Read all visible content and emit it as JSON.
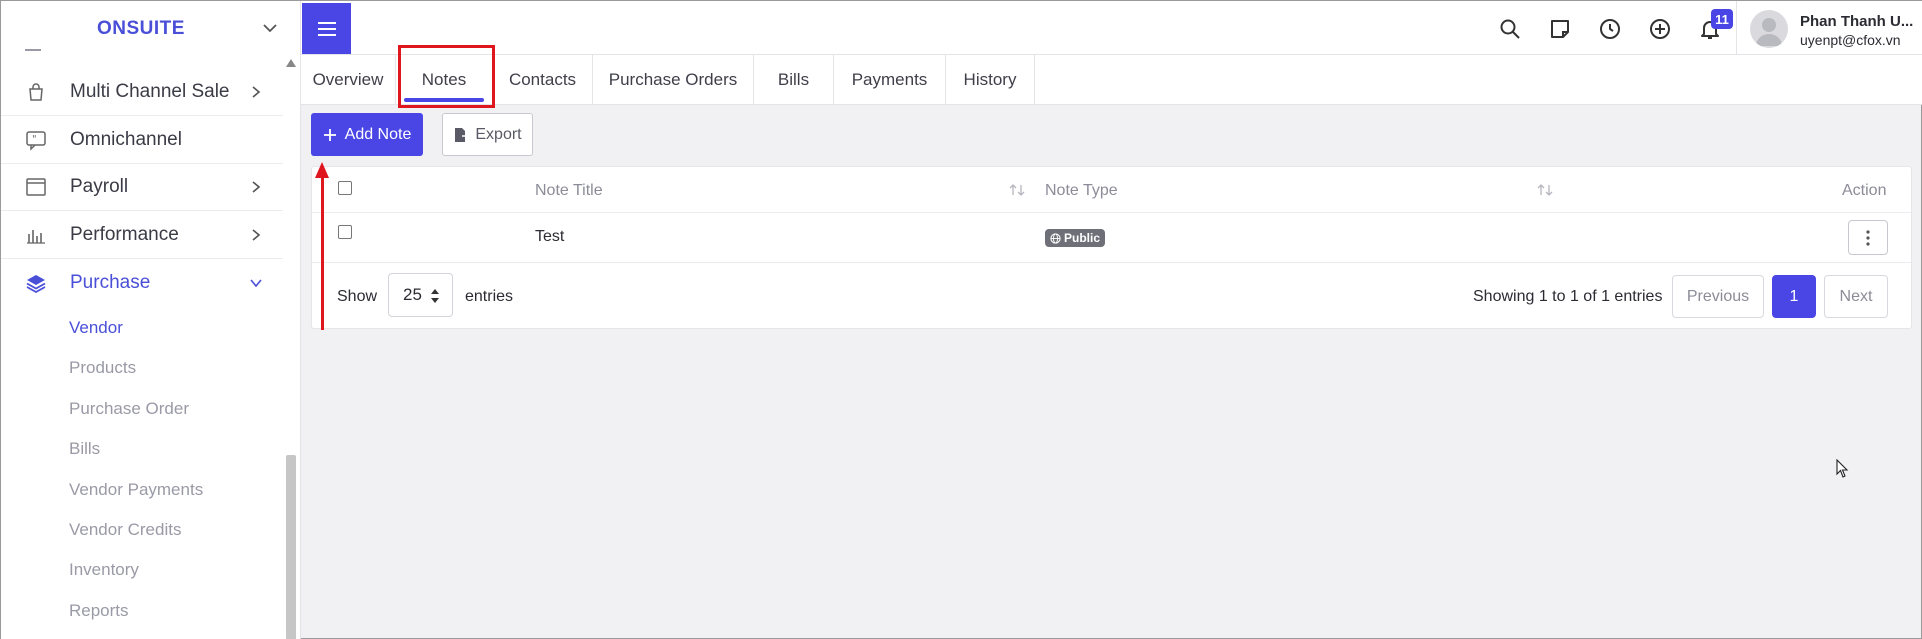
{
  "sidebar": {
    "brand": "ONSUITE",
    "items": [
      {
        "label": "Multi Channel Sale",
        "icon": "bag-icon",
        "has_arrow": true
      },
      {
        "label": "Omnichannel",
        "icon": "chat-quote-icon",
        "has_arrow": false
      },
      {
        "label": "Payroll",
        "icon": "window-icon",
        "has_arrow": true
      },
      {
        "label": "Performance",
        "icon": "bar-chart-icon",
        "has_arrow": true
      },
      {
        "label": "Purchase",
        "icon": "layers-icon",
        "has_arrow": true,
        "expanded": true
      }
    ],
    "sub_items": [
      "Vendor",
      "Products",
      "Purchase Order",
      "Bills",
      "Vendor Payments",
      "Vendor Credits",
      "Inventory",
      "Reports"
    ],
    "active_sub_item": "Vendor"
  },
  "header": {
    "icons": [
      "search-icon",
      "sticky-note-icon",
      "clock-icon",
      "plus-circle-icon",
      "bell-icon"
    ],
    "notification_count": "11",
    "user": {
      "name": "Phan Thanh U...",
      "email": "uyenpt@cfox.vn"
    }
  },
  "tabs": [
    {
      "label": "Overview"
    },
    {
      "label": "Notes",
      "active": true
    },
    {
      "label": "Contacts"
    },
    {
      "label": "Purchase Orders"
    },
    {
      "label": "Bills"
    },
    {
      "label": "Payments"
    },
    {
      "label": "History"
    }
  ],
  "toolbar": {
    "add_label": "Add Note",
    "export_label": "Export"
  },
  "table": {
    "columns": [
      "Note Title",
      "Note Type",
      "Action"
    ],
    "rows": [
      {
        "title": "Test",
        "type": "Public"
      }
    ],
    "footer": {
      "show": "Show",
      "page_length": "25",
      "entries": "entries",
      "info": "Showing 1 to 1 of 1 entries",
      "previous": "Previous",
      "page": "1",
      "next": "Next"
    }
  },
  "colors": {
    "accent": "#4a45e5",
    "annotation": "#e0161f"
  }
}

#### [REQUIRED WORK]
Quote the data above in full and without alteration; skip the pictures.

#### [EXERCISE SOLUTION]
Read all visible content and emit it as JSON.
{
  "sidebar": {
    "brand": "ONSUITE",
    "items": [
      {
        "label": "Multi Channel Sale",
        "icon": "bag-icon",
        "has_arrow": true
      },
      {
        "label": "Omnichannel",
        "icon": "chat-quote-icon",
        "has_arrow": false
      },
      {
        "label": "Payroll",
        "icon": "window-icon",
        "has_arrow": true
      },
      {
        "label": "Performance",
        "icon": "bar-chart-icon",
        "has_arrow": true
      },
      {
        "label": "Purchase",
        "icon": "layers-icon",
        "has_arrow": true,
        "expanded": true
      }
    ],
    "sub_items": [
      "Vendor",
      "Products",
      "Purchase Order",
      "Bills",
      "Vendor Payments",
      "Vendor Credits",
      "Inventory",
      "Reports"
    ],
    "active_sub_item": "Vendor"
  },
  "header": {
    "icons": [
      "search-icon",
      "sticky-note-icon",
      "clock-icon",
      "plus-circle-icon",
      "bell-icon"
    ],
    "notification_count": "11",
    "user": {
      "name": "Phan Thanh U...",
      "email": "uyenpt@cfox.vn"
    }
  },
  "tabs": [
    {
      "label": "Overview"
    },
    {
      "label": "Notes",
      "active": true
    },
    {
      "label": "Contacts"
    },
    {
      "label": "Purchase Orders"
    },
    {
      "label": "Bills"
    },
    {
      "label": "Payments"
    },
    {
      "label": "History"
    }
  ],
  "toolbar": {
    "add_label": "Add Note",
    "export_label": "Export"
  },
  "table": {
    "columns": [
      "Note Title",
      "Note Type",
      "Action"
    ],
    "rows": [
      {
        "title": "Test",
        "type": "Public"
      }
    ],
    "footer": {
      "show": "Show",
      "page_length": "25",
      "entries": "entries",
      "info": "Showing 1 to 1 of 1 entries",
      "previous": "Previous",
      "page": "1",
      "next": "Next"
    }
  },
  "colors": {
    "accent": "#4a45e5",
    "annotation": "#e0161f"
  }
}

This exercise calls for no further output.